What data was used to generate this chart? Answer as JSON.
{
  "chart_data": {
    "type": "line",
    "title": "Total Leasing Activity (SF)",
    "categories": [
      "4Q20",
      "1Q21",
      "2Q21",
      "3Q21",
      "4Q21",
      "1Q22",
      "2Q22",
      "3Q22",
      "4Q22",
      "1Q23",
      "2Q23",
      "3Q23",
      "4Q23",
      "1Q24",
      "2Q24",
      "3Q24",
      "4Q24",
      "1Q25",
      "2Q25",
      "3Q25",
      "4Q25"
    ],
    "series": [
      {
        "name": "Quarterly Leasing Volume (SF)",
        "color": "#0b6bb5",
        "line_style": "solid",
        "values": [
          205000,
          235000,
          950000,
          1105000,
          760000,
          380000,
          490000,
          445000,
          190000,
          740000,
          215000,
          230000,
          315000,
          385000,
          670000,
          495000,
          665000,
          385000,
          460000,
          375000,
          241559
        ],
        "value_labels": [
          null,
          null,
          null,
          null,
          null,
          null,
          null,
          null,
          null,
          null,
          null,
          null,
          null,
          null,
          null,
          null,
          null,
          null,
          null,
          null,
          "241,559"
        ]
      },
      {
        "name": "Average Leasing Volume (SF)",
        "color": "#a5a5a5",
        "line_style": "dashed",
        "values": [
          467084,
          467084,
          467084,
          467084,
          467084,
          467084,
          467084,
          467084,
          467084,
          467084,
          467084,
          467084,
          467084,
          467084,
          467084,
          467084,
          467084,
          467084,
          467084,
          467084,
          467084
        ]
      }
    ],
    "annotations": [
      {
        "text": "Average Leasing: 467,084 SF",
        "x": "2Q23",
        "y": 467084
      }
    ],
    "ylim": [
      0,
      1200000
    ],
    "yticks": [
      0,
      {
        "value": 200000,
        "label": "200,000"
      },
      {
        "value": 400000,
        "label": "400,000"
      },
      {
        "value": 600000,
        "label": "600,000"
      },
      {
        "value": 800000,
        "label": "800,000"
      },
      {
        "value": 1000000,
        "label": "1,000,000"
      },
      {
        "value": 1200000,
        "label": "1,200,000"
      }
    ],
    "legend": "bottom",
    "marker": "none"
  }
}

* * * * * * * * *

## Requirement
Of all the lines in the listing above, how many include "Leasing"? Write only the number.

## Correct result
4